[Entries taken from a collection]
◆ ◆ ◆ ◆ ◆
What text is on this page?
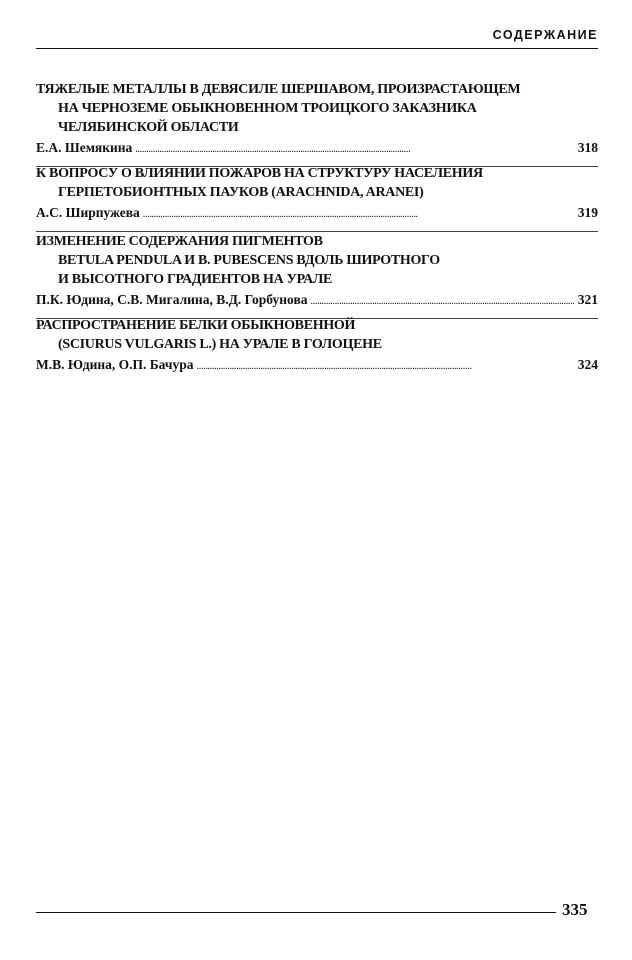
СОДЕРЖАНИЕ
ТЯЖЕЛЫЕ МЕТАЛЛЫ В ДЕВЯСИЛЕ ШЕРШАВОМ, ПРОИЗРАСТАЮЩЕМ
НА ЧЕРНОЗЕМЕ ОБЫКНОВЕННОМ ТРОИЦКОГО ЗАКАЗНИКА
ЧЕЛЯБИНСКОЙ ОБЛАСТИ
Е.А. Шемякина . . .	318
К ВОПРОСУ О ВЛИЯНИИ ПОЖАРОВ НА СТРУКТУРУ НАСЕЛЕНИЯ
ГЕРПЕТОБИОНТНЫХ ПАУКОВ (ARACHNIDA, ARANEI)
А.С. Ширпужева . . .	319
ИЗМЕНЕНИЕ СОДЕРЖАНИЯ ПИГМЕНТОВ
BETULA PENDULA И B. PUBESCENS ВДОЛЬ ШИРОТНОГО
И ВЫСОТНОГО ГРАДИЕНТОВ НА УРАЛЕ
П.К. Юдина, С.В. Мигалина, В.Д. Горбунова . . .	321
РАСПРОСТРАНЕНИЕ БЕЛКИ ОБЫКНОВЕННОЙ
(SCIURUS VULGARIS L.) НА УРАЛЕ В ГОЛОЦЕНЕ
М.В. Юдина, О.П. Бачура . . .	324
335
◆ ◆ ◆ ◆ ◆
**Written instruction:** Drop the images and repeat the data exactly.

**Full answer:**
What text is on this page?
СОДЕРЖАНИЕ
ТЯЖЕЛЫЕ МЕТАЛЛЫ В ДЕВЯСИЛЕ ШЕРШАВОМ, ПРОИЗРАСТАЮЩЕМ
НА ЧЕРНОЗЕМЕ ОБЫКНОВЕННОМ ТРОИЦКОГО ЗАКАЗНИКА
ЧЕЛЯБИНСКОЙ ОБЛАСТИ
Е.А. Шемякина . . .	318
К ВОПРОСУ О ВЛИЯНИИ ПОЖАРОВ НА СТРУКТУРУ НАСЕЛЕНИЯ
ГЕРПЕТОБИОНТНЫХ ПАУКОВ (ARACHNIDA, ARANEI)
А.С. Ширпужева . . .	319
ИЗМЕНЕНИЕ СОДЕРЖАНИЯ ПИГМЕНТОВ
BETULA PENDULA И B. PUBESCENS ВДОЛЬ ШИРОТНОГО
И ВЫСОТНОГО ГРАДИЕНТОВ НА УРАЛЕ
П.К. Юдина, С.В. Мигалина, В.Д. Горбунова . . .	321
РАСПРОСТРАНЕНИЕ БЕЛКИ ОБЫКНОВЕННОЙ
(SCIURUS VULGARIS L.) НА УРАЛЕ В ГОЛОЦЕНЕ
М.В. Юдина, О.П. Бачура . . .	324
335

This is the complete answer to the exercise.